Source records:
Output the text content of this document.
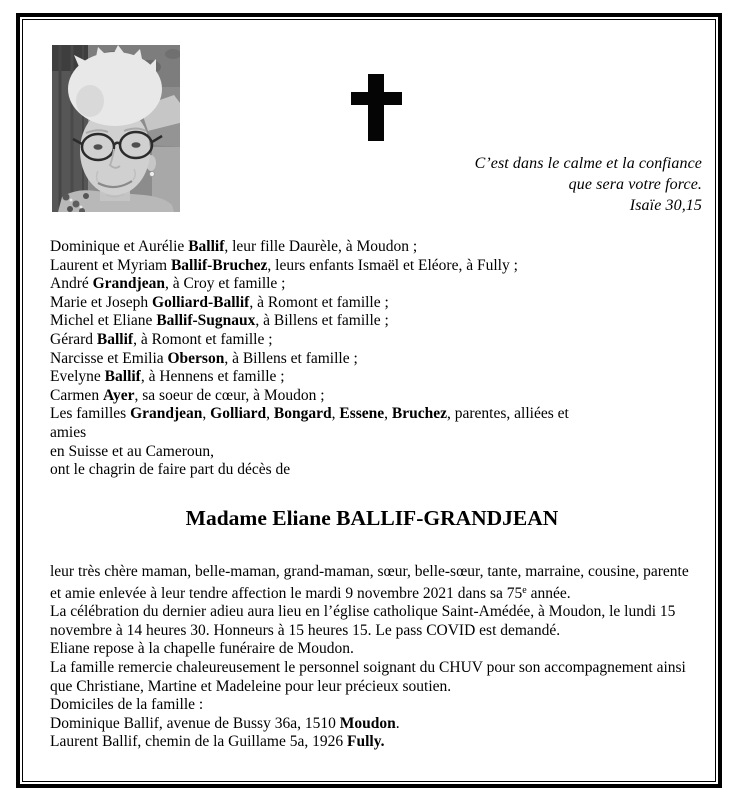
C’est dans le calme et la confiance
que sera votre force.
Isaïe 30,15
Dominique et Aurélie Ballif, leur fille Daurèle, à Moudon ;
Laurent et Myriam Ballif-Bruchez, leurs enfants Ismaël et Eléore, à Fully ;
André Grandjean, à Croy et famille ;
Marie et Joseph Golliard-Ballif, à Romont et famille ;
Michel et Eliane Ballif-Sugnaux, à Billens et famille ;
Gérard Ballif, à Romont et famille ;
Narcisse et Emilia Oberson, à Billens et famille ;
Evelyne Ballif, à Hennens et famille ;
Carmen Ayer, sa soeur de cœur, à Moudon ;
Les familles Grandjean, Golliard, Bongard, Essene, Bruchez, parentes, alliées et
amies
en Suisse et au Cameroun,
ont le chagrin de faire part du décès de
Madame Eliane BALLIF-GRANDJEAN
leur très chère maman, belle-maman, grand-maman, sœur, belle-sœur, tante, marraine, cousine, parente et amie enlevée à leur tendre affection le mardi 9 novembre 2021 dans sa 75e année.
La célébration du dernier adieu aura lieu en l’église catholique Saint-Amédée, à Moudon, le lundi 15 novembre à 14 heures 30. Honneurs à 15 heures 15. Le pass COVID est demandé.
Eliane repose à la chapelle funéraire de Moudon.
La famille remercie chaleureusement le personnel soignant du CHUV pour son accompagnement ainsi que Christiane, Martine et Madeleine pour leur précieux soutien.
Domiciles de la famille :
Dominique Ballif, avenue de Bussy 36a, 1510 Moudon.
Laurent Ballif, chemin de la Guillame 5a, 1926 Fully.
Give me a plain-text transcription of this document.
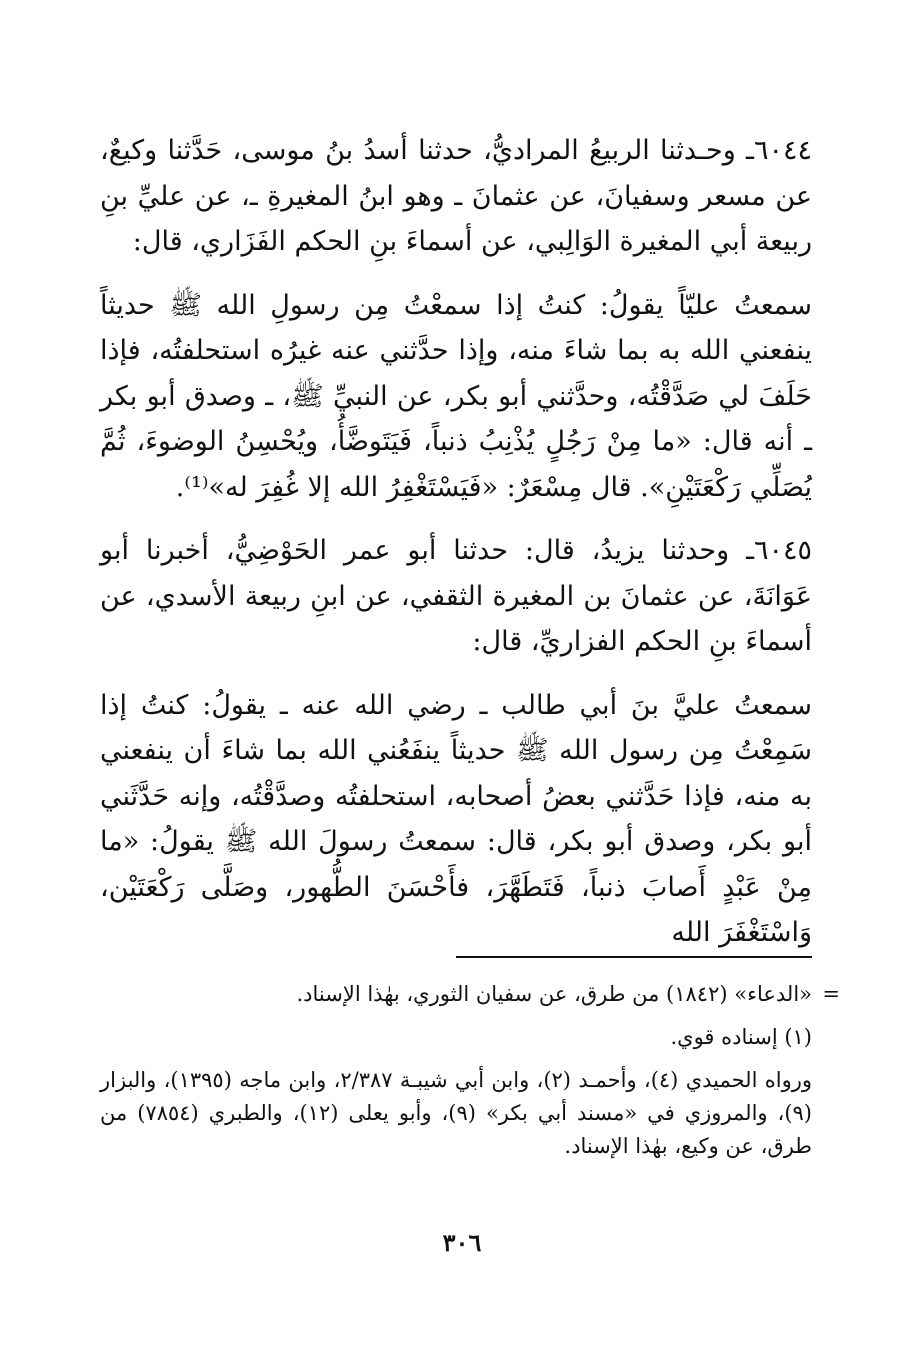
٦٠٤٤ـ وحـدثنا الربيعُ المراديُّ، حدثنا أسدُ بنُ موسى، حَدَّثنا وكيعٌ، عن مسعر وسفيانَ، عن عثمانَ ـ وهو ابنُ المغيرةِ ـ، عن عليِّ بنِ ربيعة أبي المغيرة الوَالِبي، عن أسماءَ بنِ الحكم الفَزَاري، قال:

سمعتُ عليّاً يقولُ: كنتُ إذا سمعْتُ مِن رسولِ الله ﷺ حديثاً ينفعني الله به بما شاءَ منه، وإذا حدَّثني عنه غيرُه استحلفتُه، فإذا حَلَفَ لي صَدَّقْتُه، وحدَّثني أبو بكر، عن النبيِّ ﷺ، ـ وصدق أبو بكر ـ أنه قال: «ما مِنْ رَجُلٍ يُذْنِبُ ذنباً، فَيَتَوضَّأُ، ويُحْسِنُ الوضوءَ، ثُمَّ يُصَلِّي رَكْعَتَيْنِ». قال مِسْعَرٌ: «فَيَسْتَغْفِرُ الله إلا غُفِرَ له»⁽¹⁾.

٦٠٤٥ـ وحدثنا يزيدُ، قال: حدثنا أبو عمر الحَوْضِيُّ، أخبرنا أبو عَوَانَةَ، عن عثمانَ بن المغيرة الثقفي، عن ابنِ ربيعة الأسدي، عن أسماءَ بنِ الحكم الفزاريِّ، قال:

سمعتُ عليَّ بنَ أبي طالب ـ رضي الله عنه ـ يقولُ: كنتُ إذا سَمِعْتُ مِن رسول الله ﷺ حديثاً ينفَعُني الله بما شاءَ أن ينفعني به منه، فإذا حَدَّثني بعضُ أصحابه، استحلفتُه وصدَّقْتُه، وإنه حَدَّثَني أبو بكر، وصدق أبو بكر، قال: سمعتُ رسولَ الله ﷺ يقولُ: «ما مِنْ عَبْدٍ أَصابَ ذنباً، فَتَطَهَّرَ، فأَحْسَنَ الطُّهور، وصَلَّى رَكْعَتَيْن، وَاسْتَغْفَرَ الله

=
«الدعاء» (١٨٤٢) من طرق، عن سفيان الثوري، بهٰذا الإسناد.

(١) إسناده قوي.

ورواه الحميدي (٤)، وأحمـد (٢)، وابن أبي شيبـة ٢/٣٨٧، وابن ماجه (١٣٩٥)، والبزار (٩)، والمروزي في «مسند أبي بكر» (٩)، وأبو يعلى (١٢)، والطبري (٧٨٥٤) من طرق، عن وكيع، بهٰذا الإسناد.

٣٠٦
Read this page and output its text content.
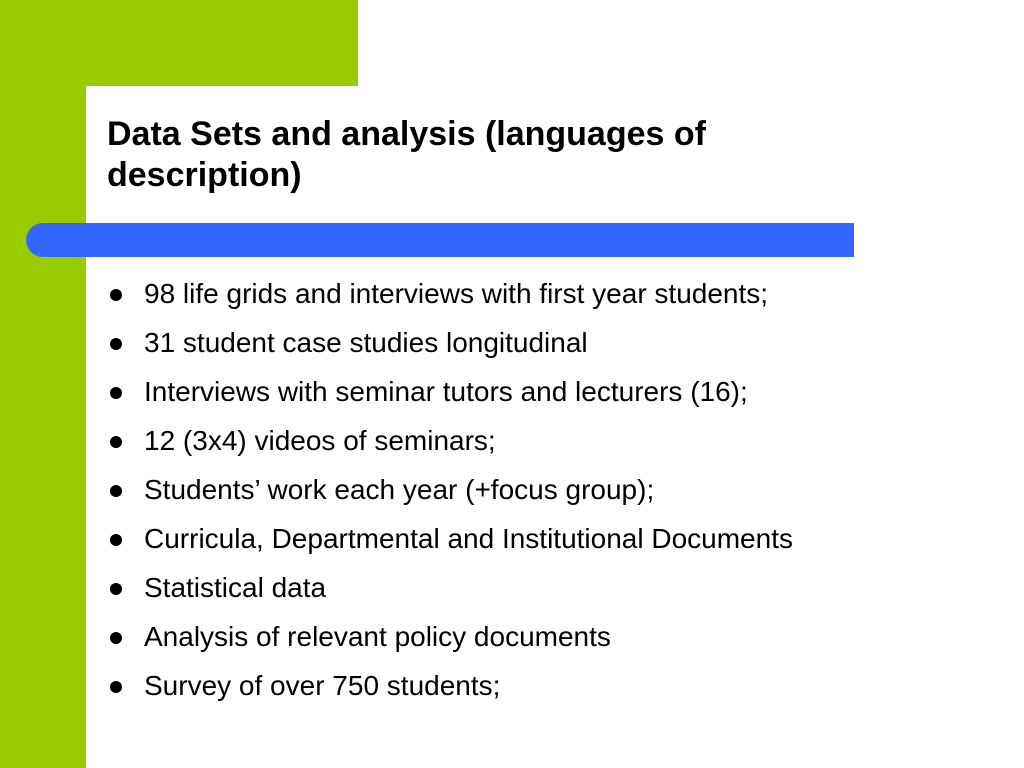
Data Sets and analysis (languages of description)
98 life grids and interviews with first year students;
31 student case studies longitudinal
Interviews with seminar tutors and lecturers (16);
12 (3x4) videos of seminars;
Students’ work each year (+focus group);
Curricula, Departmental and Institutional Documents
Statistical data
Analysis of relevant policy documents
Survey of over 750 students;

(TASK DETAILS):
Word for word, quote the full listing, omitting every picture.

(RESULT BELOW):
Output the text content of this document.
C’est dans le calme et la confiance
que sera votre force.
Isaïe 30,15
Dominique et Aurélie Ballif, leur fille Daurèle, à Moudon ;
Laurent et Myriam Ballif-Bruchez, leurs enfants Ismaël et Eléore, à Fully ;
André Grandjean, à Croy et famille ;
Marie et Joseph Golliard-Ballif, à Romont et famille ;
Michel et Eliane Ballif-Sugnaux, à Billens et famille ;
Gérard Ballif, à Romont et famille ;
Narcisse et Emilia Oberson, à Billens et famille ;
Evelyne Ballif, à Hennens et famille ;
Carmen Ayer, sa soeur de cœur, à Moudon ;
Les familles Grandjean, Golliard, Bongard, Essene, Bruchez, parentes, alliées et
amies
en Suisse et au Cameroun,
ont le chagrin de faire part du décès de
Madame Eliane BALLIF-GRANDJEAN
leur très chère maman, belle-maman, grand-maman, sœur, belle-sœur, tante, marraine, cousine, parente et amie enlevée à leur tendre affection le mardi 9 novembre 2021 dans sa 75e année.
La célébration du dernier adieu aura lieu en l’église catholique Saint-Amédée, à Moudon, le lundi 15 novembre à 14 heures 30. Honneurs à 15 heures 15. Le pass COVID est demandé.
Eliane repose à la chapelle funéraire de Moudon.
La famille remercie chaleureusement le personnel soignant du CHUV pour son accompagnement ainsi que Christiane, Martine et Madeleine pour leur précieux soutien.
Domiciles de la famille :
Dominique Ballif, avenue de Bussy 36a, 1510 Moudon.
Laurent Ballif, chemin de la Guillame 5a, 1926 Fully.
Give me a plain-text transcription of this document.
٦٠٤٤ـ وحـدثنا الربيعُ المراديُّ، حدثنا أسدُ بنُ موسى، حَدَّثنا وكيعٌ، عن مسعر وسفيانَ، عن عثمانَ ـ وهو ابنُ المغيرةِ ـ، عن عليِّ بنِ ربيعة أبي المغيرة الوَالِبي، عن أسماءَ بنِ الحكم الفَزَاري، قال:

سمعتُ عليّاً يقولُ: كنتُ إذا سمعْتُ مِن رسولِ الله ﷺ حديثاً ينفعني الله به بما شاءَ منه، وإذا حدَّثني عنه غيرُه استحلفتُه، فإذا حَلَفَ لي صَدَّقْتُه، وحدَّثني أبو بكر، عن النبيِّ ﷺ، ـ وصدق أبو بكر ـ أنه قال: «ما مِنْ رَجُلٍ يُذْنِبُ ذنباً، فَيَتَوضَّأُ، ويُحْسِنُ الوضوءَ، ثُمَّ يُصَلِّي رَكْعَتَيْنِ». قال مِسْعَرٌ: «فَيَسْتَغْفِرُ الله إلا غُفِرَ له»⁽¹⁾.

٦٠٤٥ـ وحدثنا يزيدُ، قال: حدثنا أبو عمر الحَوْضِيُّ، أخبرنا أبو عَوَانَةَ، عن عثمانَ بن المغيرة الثقفي، عن ابنِ ربيعة الأسدي، عن أسماءَ بنِ الحكم الفزاريِّ، قال:

سمعتُ عليَّ بنَ أبي طالب ـ رضي الله عنه ـ يقولُ: كنتُ إذا سَمِعْتُ مِن رسول الله ﷺ حديثاً ينفَعُني الله بما شاءَ أن ينفعني به منه، فإذا حَدَّثني بعضُ أصحابه، استحلفتُه وصدَّقْتُه، وإنه حَدَّثَني أبو بكر، وصدق أبو بكر، قال: سمعتُ رسولَ الله ﷺ يقولُ: «ما مِنْ عَبْدٍ أَصابَ ذنباً، فَتَطَهَّرَ، فأَحْسَنَ الطُّهور، وصَلَّى رَكْعَتَيْن، وَاسْتَغْفَرَ الله

=
«الدعاء» (١٨٤٢) من طرق، عن سفيان الثوري، بهٰذا الإسناد.

(١) إسناده قوي.

ورواه الحميدي (٤)، وأحمـد (٢)، وابن أبي شيبـة ٢/٣٨٧، وابن ماجه (١٣٩٥)، والبزار (٩)، والمروزي في «مسند أبي بكر» (٩)، وأبو يعلى (١٢)، والطبري (٧٨٥٤) من طرق، عن وكيع، بهٰذا الإسناد.

٣٠٦
Read this page and output its text content.
Data Sets and analysis (languages of description)
98 life grids and interviews with first year students;
31 student case studies longitudinal
Interviews with seminar tutors and lecturers (16);
12 (3x4) videos of seminars;
Students’ work each year (+focus group);
Curricula, Departmental and Institutional Documents
Statistical data
Analysis of relevant policy documents
Survey of over 750 students;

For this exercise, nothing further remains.